───── TASK MATERIAL ─────

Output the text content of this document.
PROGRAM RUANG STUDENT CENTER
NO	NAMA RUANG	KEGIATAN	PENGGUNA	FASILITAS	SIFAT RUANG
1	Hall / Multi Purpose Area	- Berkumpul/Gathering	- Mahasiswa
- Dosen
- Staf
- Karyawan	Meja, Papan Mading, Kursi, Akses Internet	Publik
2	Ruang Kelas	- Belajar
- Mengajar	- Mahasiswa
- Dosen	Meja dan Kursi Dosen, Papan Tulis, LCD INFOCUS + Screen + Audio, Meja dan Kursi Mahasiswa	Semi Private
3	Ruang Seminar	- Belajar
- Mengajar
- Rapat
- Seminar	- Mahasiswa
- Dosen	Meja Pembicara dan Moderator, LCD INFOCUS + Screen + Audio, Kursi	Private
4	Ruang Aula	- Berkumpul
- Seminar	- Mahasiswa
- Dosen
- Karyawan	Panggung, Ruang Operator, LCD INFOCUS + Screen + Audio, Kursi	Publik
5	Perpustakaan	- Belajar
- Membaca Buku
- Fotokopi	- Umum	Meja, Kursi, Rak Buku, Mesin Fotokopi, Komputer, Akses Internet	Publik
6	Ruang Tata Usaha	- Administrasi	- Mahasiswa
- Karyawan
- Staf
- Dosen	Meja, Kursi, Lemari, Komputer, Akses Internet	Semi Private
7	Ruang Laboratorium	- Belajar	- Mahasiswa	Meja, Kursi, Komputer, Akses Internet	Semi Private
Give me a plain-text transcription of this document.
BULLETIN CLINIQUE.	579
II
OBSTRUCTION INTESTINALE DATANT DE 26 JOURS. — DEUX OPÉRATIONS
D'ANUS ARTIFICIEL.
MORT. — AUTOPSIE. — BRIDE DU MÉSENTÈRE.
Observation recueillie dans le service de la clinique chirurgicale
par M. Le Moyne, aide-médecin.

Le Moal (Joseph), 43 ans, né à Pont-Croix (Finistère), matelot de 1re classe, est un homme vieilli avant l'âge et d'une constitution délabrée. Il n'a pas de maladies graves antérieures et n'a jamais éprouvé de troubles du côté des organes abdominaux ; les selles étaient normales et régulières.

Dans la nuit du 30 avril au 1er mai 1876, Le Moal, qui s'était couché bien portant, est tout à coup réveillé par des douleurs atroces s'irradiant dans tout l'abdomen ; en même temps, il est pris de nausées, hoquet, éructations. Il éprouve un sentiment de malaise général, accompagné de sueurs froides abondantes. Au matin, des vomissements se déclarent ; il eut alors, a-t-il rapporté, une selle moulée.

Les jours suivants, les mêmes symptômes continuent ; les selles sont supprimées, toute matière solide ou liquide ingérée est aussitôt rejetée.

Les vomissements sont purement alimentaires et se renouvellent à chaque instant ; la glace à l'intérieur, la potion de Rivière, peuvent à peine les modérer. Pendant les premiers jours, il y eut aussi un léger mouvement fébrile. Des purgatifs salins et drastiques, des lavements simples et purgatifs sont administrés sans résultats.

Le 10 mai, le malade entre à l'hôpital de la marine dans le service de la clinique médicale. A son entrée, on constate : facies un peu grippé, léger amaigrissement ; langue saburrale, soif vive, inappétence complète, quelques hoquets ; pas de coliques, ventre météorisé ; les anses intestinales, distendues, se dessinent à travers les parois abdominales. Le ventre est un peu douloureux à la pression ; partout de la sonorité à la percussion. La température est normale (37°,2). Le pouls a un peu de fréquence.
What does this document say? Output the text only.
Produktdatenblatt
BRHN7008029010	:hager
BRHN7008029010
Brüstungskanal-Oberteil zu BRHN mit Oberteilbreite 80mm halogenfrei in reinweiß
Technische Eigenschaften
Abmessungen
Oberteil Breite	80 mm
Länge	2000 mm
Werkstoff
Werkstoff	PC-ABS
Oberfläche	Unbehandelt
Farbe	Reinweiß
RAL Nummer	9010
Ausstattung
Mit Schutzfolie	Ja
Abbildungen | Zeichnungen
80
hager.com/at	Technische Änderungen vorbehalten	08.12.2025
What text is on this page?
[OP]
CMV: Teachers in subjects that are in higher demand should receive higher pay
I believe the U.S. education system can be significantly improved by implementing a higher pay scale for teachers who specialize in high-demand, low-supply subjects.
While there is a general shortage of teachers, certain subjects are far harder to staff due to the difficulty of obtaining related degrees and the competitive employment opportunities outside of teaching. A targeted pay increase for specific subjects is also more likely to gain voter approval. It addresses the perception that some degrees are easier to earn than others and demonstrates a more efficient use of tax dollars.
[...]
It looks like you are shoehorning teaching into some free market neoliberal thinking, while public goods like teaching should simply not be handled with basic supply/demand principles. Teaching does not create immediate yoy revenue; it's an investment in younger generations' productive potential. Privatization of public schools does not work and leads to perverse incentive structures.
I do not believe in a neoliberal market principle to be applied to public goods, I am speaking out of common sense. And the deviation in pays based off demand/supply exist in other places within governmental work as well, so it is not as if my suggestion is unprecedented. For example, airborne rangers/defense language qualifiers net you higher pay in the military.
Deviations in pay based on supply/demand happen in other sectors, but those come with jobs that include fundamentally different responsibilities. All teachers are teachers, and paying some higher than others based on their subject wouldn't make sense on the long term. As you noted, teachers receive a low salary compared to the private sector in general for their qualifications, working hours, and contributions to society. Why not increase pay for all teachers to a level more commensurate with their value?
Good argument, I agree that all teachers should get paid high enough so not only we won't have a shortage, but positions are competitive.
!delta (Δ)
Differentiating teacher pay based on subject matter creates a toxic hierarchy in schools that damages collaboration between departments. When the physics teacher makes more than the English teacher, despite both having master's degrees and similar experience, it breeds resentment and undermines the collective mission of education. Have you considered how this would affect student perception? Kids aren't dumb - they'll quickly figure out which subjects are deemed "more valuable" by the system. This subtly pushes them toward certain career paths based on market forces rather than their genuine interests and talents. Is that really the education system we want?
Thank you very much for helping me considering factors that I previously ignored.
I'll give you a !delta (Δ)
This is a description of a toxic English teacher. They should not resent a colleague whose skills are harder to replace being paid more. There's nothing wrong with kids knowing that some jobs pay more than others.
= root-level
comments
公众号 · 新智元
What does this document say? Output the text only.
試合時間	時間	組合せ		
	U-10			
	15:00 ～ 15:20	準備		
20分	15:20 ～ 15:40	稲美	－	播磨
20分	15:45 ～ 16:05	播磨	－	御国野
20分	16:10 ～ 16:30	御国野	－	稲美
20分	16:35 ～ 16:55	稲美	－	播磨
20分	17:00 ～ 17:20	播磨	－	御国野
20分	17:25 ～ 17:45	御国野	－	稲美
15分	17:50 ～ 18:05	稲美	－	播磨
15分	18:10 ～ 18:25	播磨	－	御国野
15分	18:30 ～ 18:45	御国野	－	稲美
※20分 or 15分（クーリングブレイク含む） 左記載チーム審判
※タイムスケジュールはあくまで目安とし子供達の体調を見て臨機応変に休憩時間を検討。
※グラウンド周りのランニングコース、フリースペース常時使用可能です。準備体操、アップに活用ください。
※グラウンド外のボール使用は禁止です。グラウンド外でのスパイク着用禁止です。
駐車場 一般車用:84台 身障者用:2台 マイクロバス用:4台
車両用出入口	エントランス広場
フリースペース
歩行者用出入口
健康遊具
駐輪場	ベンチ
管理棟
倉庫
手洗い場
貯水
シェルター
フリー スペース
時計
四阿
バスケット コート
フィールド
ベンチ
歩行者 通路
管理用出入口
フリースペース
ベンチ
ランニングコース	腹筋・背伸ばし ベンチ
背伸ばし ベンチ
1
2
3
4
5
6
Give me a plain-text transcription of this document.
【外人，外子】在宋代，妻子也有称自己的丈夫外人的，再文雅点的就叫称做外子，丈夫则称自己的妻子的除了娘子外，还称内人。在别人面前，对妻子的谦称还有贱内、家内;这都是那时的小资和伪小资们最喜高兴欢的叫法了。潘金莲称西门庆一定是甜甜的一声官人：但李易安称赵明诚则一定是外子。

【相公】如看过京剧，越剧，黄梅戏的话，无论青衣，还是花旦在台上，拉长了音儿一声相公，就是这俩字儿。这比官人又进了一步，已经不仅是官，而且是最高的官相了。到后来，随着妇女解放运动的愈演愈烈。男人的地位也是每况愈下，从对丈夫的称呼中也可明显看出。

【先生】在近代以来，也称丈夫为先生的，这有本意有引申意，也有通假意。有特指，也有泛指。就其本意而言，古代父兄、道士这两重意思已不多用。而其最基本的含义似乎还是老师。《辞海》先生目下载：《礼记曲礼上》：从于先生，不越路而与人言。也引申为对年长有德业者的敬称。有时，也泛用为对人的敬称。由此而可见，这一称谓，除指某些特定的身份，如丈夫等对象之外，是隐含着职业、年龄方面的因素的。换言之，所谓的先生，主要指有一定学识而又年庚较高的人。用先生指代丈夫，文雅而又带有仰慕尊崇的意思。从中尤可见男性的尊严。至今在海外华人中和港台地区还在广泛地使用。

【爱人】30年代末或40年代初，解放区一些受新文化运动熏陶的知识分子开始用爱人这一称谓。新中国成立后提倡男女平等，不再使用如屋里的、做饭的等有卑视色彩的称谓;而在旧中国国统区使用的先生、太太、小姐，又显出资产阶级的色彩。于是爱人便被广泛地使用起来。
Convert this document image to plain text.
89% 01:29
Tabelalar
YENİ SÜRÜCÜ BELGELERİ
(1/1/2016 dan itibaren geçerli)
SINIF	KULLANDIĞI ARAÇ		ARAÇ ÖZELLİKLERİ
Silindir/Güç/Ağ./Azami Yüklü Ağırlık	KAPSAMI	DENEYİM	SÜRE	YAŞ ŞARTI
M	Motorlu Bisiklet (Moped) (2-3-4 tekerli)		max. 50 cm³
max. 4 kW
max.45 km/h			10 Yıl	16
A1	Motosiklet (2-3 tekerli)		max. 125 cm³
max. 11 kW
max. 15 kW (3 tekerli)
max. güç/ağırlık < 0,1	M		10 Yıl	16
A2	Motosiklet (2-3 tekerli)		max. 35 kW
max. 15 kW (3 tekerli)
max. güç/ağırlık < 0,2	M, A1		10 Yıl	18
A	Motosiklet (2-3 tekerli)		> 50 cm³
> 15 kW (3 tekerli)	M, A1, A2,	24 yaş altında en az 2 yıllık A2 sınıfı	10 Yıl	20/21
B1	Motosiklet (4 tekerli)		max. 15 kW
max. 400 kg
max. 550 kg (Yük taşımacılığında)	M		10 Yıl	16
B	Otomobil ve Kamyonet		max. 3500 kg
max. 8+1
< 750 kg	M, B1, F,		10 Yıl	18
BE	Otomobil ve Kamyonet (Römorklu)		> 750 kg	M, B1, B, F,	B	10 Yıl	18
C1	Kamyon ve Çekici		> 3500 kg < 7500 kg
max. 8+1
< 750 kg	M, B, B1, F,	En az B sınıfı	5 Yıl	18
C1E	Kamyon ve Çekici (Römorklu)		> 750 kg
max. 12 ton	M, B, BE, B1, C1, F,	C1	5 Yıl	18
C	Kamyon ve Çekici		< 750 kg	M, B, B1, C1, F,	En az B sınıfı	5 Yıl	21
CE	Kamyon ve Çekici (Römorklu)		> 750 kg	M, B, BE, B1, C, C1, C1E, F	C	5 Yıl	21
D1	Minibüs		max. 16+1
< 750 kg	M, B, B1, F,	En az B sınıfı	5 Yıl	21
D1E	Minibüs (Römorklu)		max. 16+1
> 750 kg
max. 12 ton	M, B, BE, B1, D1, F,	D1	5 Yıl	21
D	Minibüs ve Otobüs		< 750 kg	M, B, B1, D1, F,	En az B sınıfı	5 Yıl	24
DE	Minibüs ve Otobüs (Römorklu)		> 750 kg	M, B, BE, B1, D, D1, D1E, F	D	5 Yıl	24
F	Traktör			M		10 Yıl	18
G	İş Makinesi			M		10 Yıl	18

─────

Lines of the material that contain the word "Berkumpul" are to be gathered.

1	Hall / Multi Purpose Area	- Berkumpul/Gathering	- Mahasiswa
4	Ruang Aula	- Berkumpul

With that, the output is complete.